(Dataset entries)
______________________________
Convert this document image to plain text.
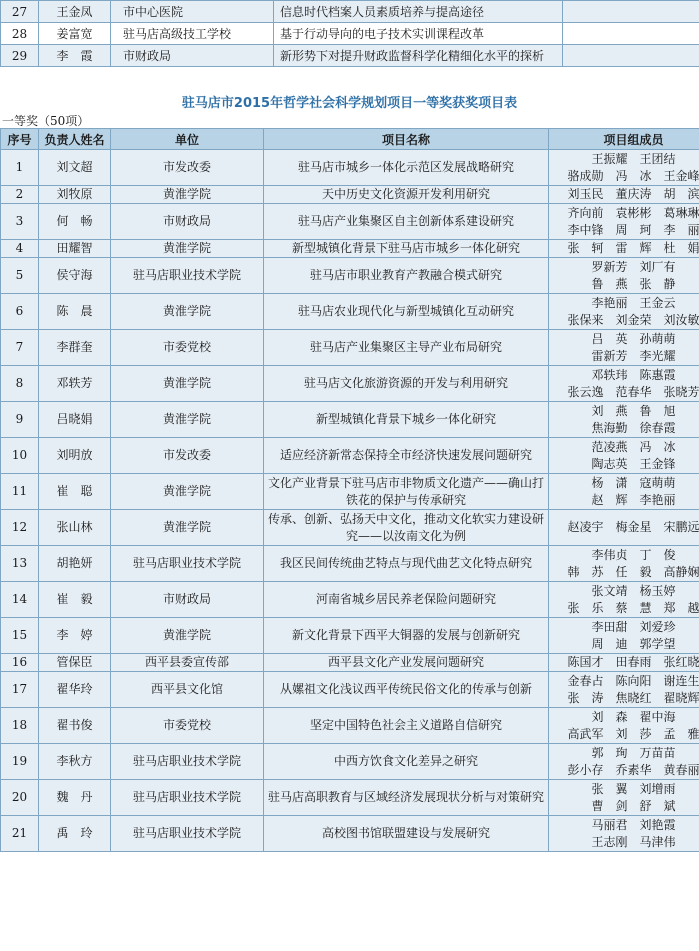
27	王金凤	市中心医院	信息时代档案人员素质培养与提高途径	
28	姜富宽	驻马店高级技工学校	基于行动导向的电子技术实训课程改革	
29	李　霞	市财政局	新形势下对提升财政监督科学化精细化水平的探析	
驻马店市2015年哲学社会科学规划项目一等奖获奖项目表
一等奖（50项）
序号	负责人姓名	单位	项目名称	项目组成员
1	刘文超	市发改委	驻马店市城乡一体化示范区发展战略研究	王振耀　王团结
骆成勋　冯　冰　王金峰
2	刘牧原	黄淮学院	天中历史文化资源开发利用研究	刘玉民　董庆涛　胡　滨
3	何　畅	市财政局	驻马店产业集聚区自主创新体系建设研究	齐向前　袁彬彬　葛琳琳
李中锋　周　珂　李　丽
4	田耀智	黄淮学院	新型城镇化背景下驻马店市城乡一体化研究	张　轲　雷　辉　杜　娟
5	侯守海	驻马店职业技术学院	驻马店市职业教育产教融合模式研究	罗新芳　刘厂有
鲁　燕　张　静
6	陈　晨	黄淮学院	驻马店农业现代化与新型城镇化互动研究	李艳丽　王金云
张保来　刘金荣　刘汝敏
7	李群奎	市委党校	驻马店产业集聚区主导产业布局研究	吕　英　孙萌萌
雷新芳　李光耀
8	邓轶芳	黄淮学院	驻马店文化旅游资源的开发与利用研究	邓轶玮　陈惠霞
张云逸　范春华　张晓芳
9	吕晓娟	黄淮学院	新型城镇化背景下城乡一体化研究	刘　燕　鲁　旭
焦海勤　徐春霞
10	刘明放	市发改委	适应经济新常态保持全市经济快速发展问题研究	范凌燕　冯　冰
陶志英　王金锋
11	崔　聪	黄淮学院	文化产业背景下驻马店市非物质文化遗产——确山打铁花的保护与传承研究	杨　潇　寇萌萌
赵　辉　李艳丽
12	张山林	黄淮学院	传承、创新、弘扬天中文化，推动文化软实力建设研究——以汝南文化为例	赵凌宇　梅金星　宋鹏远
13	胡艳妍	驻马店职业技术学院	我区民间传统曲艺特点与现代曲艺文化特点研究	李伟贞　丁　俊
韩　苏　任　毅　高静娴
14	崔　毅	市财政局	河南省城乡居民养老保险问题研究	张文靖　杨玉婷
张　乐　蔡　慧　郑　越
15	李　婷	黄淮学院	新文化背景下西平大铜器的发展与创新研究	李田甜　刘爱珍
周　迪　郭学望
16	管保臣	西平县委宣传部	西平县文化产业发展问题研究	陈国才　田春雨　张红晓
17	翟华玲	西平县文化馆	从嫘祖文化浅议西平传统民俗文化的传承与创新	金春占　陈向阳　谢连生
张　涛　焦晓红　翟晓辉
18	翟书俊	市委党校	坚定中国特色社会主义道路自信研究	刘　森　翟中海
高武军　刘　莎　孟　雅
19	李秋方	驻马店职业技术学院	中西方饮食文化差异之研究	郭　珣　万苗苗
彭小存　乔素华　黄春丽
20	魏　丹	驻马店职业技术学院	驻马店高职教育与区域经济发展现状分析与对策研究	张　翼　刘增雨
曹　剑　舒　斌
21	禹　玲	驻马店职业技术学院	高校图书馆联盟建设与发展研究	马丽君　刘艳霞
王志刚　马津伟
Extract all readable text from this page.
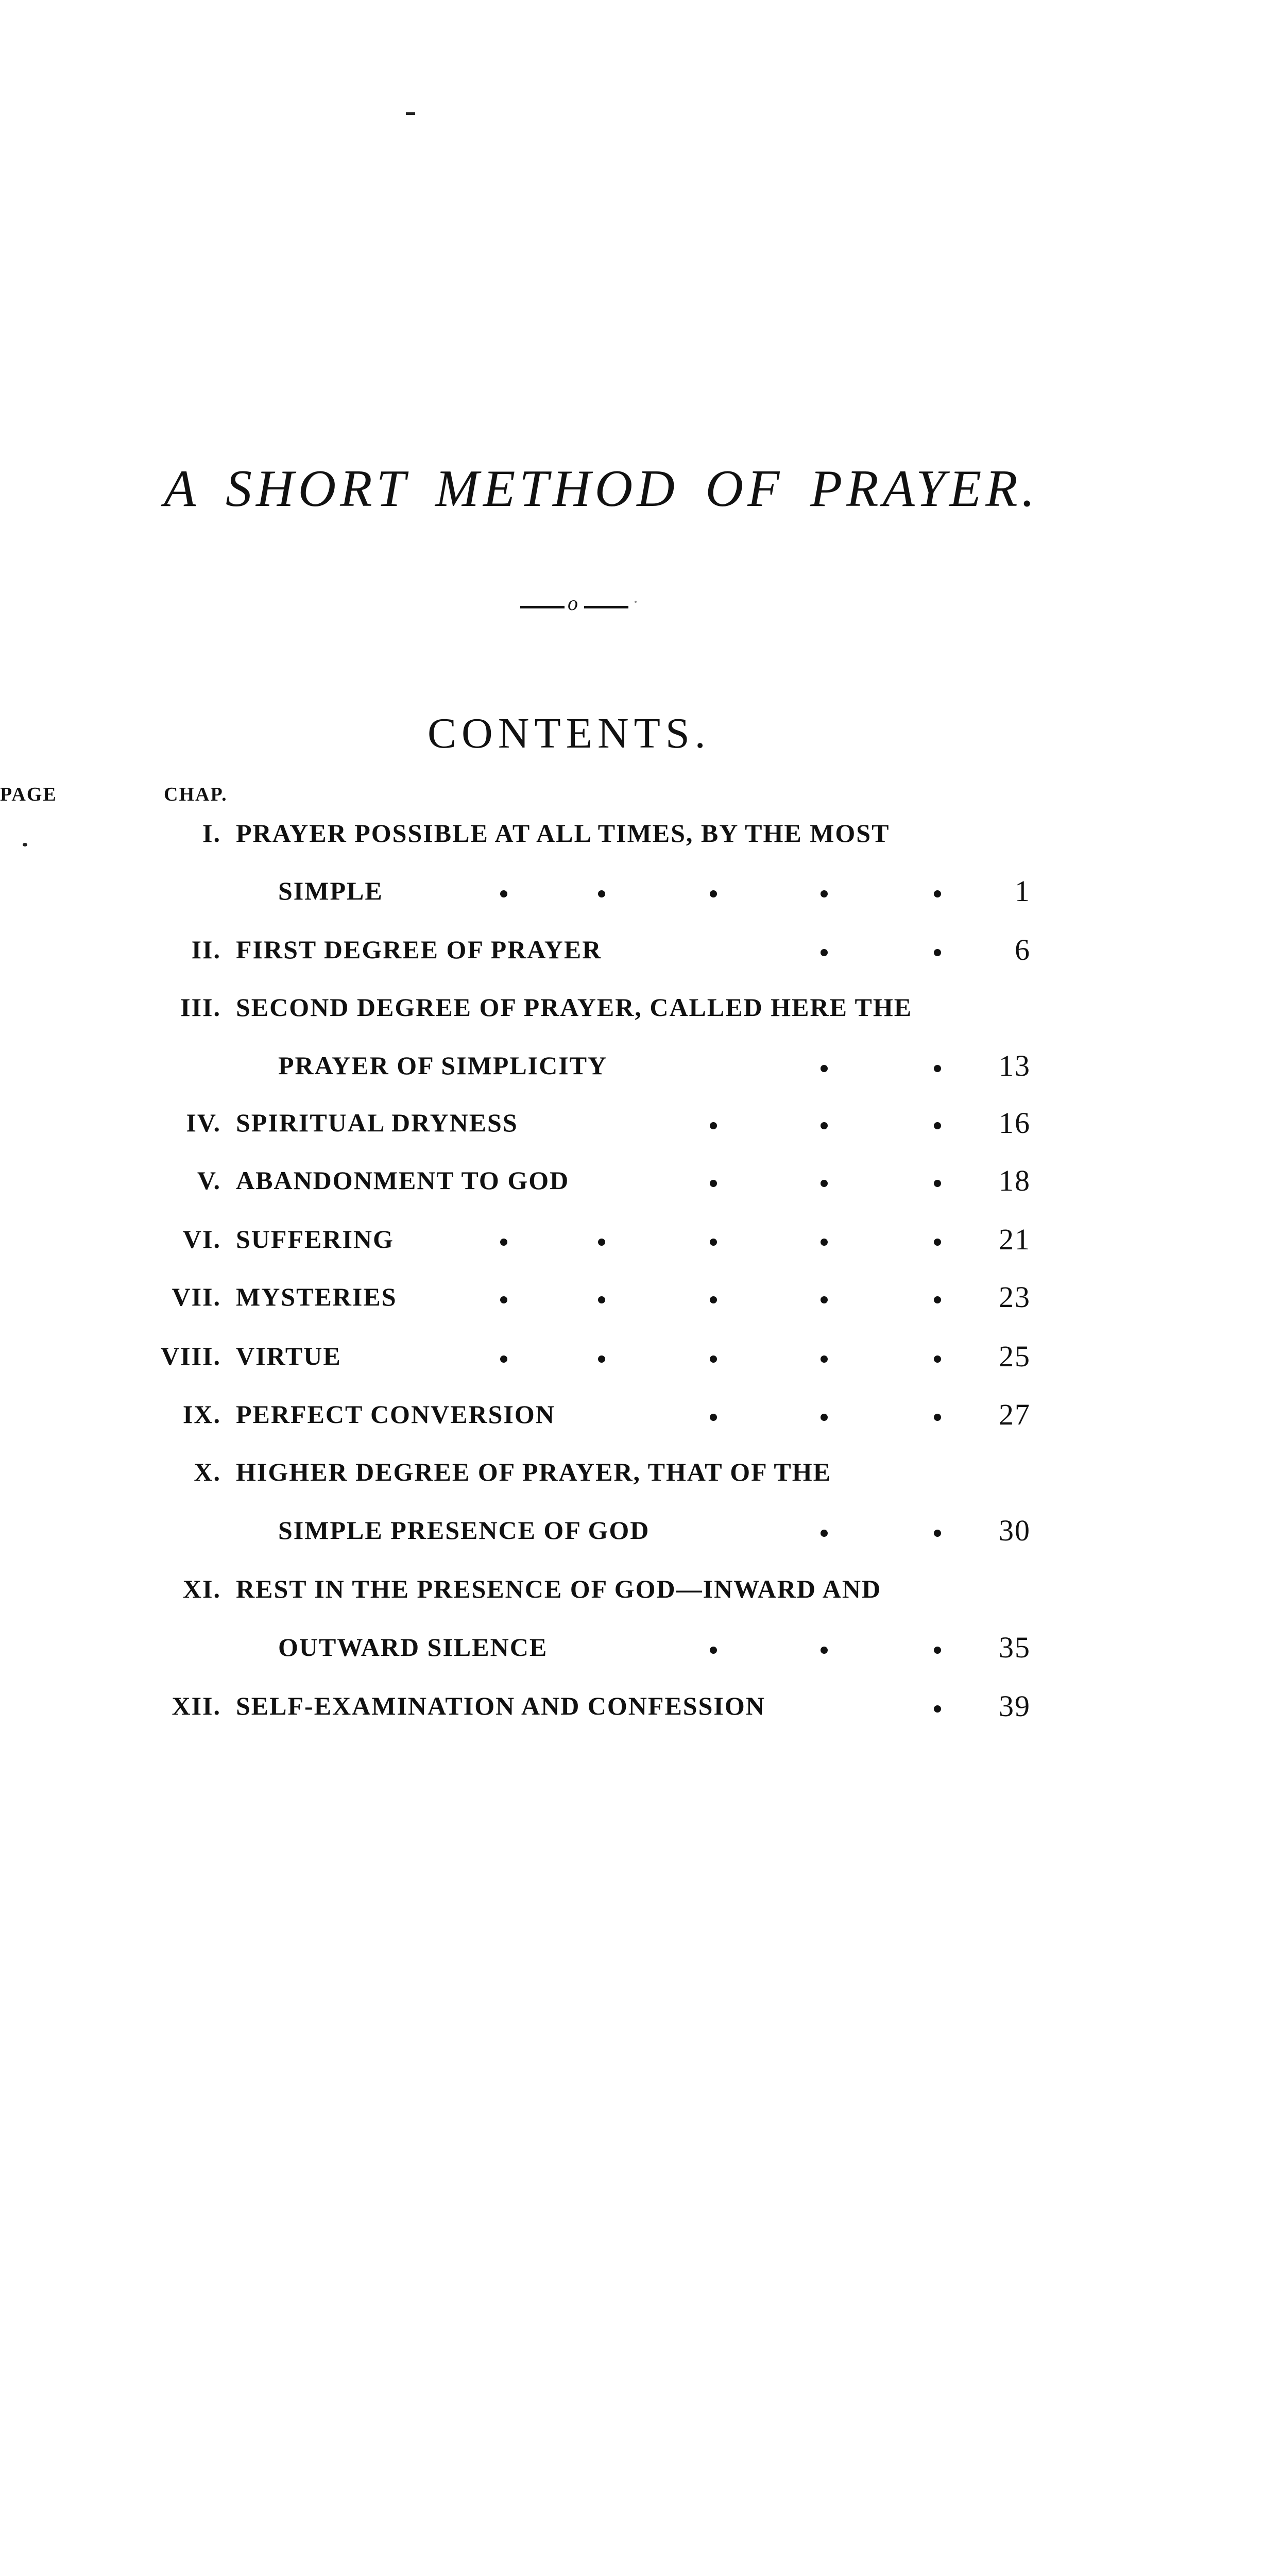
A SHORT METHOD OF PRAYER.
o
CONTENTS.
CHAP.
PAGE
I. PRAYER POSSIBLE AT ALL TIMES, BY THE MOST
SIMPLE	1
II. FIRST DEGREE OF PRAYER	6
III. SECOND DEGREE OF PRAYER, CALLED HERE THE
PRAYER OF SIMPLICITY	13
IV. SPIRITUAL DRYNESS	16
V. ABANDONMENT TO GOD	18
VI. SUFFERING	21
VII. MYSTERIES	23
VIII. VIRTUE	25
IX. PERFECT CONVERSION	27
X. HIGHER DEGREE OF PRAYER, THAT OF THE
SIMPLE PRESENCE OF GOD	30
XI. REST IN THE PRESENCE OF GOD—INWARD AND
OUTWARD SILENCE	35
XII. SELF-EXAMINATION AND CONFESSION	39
______________________________
#### [Given request]
Return the whole listing, word for word, and leave out every picture.

#### [The solution]
Convert this document image to plain text.
27	王金凤	市中心医院	信息时代档案人员素质培养与提高途径	
28	姜富宽	驻马店高级技工学校	基于行动导向的电子技术实训课程改革	
29	李　霞	市财政局	新形势下对提升财政监督科学化精细化水平的探析	
驻马店市2015年哲学社会科学规划项目一等奖获奖项目表
一等奖（50项）
序号	负责人姓名	单位	项目名称	项目组成员
1	刘文超	市发改委	驻马店市城乡一体化示范区发展战略研究	王振耀　王团结
骆成勋　冯　冰　王金峰
2	刘牧原	黄淮学院	天中历史文化资源开发利用研究	刘玉民　董庆涛　胡　滨
3	何　畅	市财政局	驻马店产业集聚区自主创新体系建设研究	齐向前　袁彬彬　葛琳琳
李中锋　周　珂　李　丽
4	田耀智	黄淮学院	新型城镇化背景下驻马店市城乡一体化研究	张　轲　雷　辉　杜　娟
5	侯守海	驻马店职业技术学院	驻马店市职业教育产教融合模式研究	罗新芳　刘厂有
鲁　燕　张　静
6	陈　晨	黄淮学院	驻马店农业现代化与新型城镇化互动研究	李艳丽　王金云
张保来　刘金荣　刘汝敏
7	李群奎	市委党校	驻马店产业集聚区主导产业布局研究	吕　英　孙萌萌
雷新芳　李光耀
8	邓轶芳	黄淮学院	驻马店文化旅游资源的开发与利用研究	邓轶玮　陈惠霞
张云逸　范春华　张晓芳
9	吕晓娟	黄淮学院	新型城镇化背景下城乡一体化研究	刘　燕　鲁　旭
焦海勤　徐春霞
10	刘明放	市发改委	适应经济新常态保持全市经济快速发展问题研究	范凌燕　冯　冰
陶志英　王金锋
11	崔　聪	黄淮学院	文化产业背景下驻马店市非物质文化遗产——确山打铁花的保护与传承研究	杨　潇　寇萌萌
赵　辉　李艳丽
12	张山林	黄淮学院	传承、创新、弘扬天中文化，推动文化软实力建设研究——以汝南文化为例	赵凌宇　梅金星　宋鹏远
13	胡艳妍	驻马店职业技术学院	我区民间传统曲艺特点与现代曲艺文化特点研究	李伟贞　丁　俊
韩　苏　任　毅　高静娴
14	崔　毅	市财政局	河南省城乡居民养老保险问题研究	张文靖　杨玉婷
张　乐　蔡　慧　郑　越
15	李　婷	黄淮学院	新文化背景下西平大铜器的发展与创新研究	李田甜　刘爱珍
周　迪　郭学望
16	管保臣	西平县委宣传部	西平县文化产业发展问题研究	陈国才　田春雨　张红晓
17	翟华玲	西平县文化馆	从嫘祖文化浅议西平传统民俗文化的传承与创新	金春占　陈向阳　谢连生
张　涛　焦晓红　翟晓辉
18	翟书俊	市委党校	坚定中国特色社会主义道路自信研究	刘　森　翟中海
高武军　刘　莎　孟　雅
19	李秋方	驻马店职业技术学院	中西方饮食文化差异之研究	郭　珣　万苗苗
彭小存　乔素华　黄春丽
20	魏　丹	驻马店职业技术学院	驻马店高职教育与区域经济发展现状分析与对策研究	张　翼　刘增雨
曹　剑　舒　斌
21	禹　玲	驻马店职业技术学院	高校图书馆联盟建设与发展研究	马丽君　刘艳霞
王志刚　马津伟
Extract all readable text from this page.
A SHORT METHOD OF PRAYER.
o
CONTENTS.
CHAP.
PAGE
I. PRAYER POSSIBLE AT ALL TIMES, BY THE MOST
SIMPLE	1
II. FIRST DEGREE OF PRAYER	6
III. SECOND DEGREE OF PRAYER, CALLED HERE THE
PRAYER OF SIMPLICITY	13
IV. SPIRITUAL DRYNESS	16
V. ABANDONMENT TO GOD	18
VI. SUFFERING	21
VII. MYSTERIES	23
VIII. VIRTUE	25
IX. PERFECT CONVERSION	27
X. HIGHER DEGREE OF PRAYER, THAT OF THE
SIMPLE PRESENCE OF GOD	30
XI. REST IN THE PRESENCE OF GOD—INWARD AND
OUTWARD SILENCE	35
XII. SELF-EXAMINATION AND CONFESSION	39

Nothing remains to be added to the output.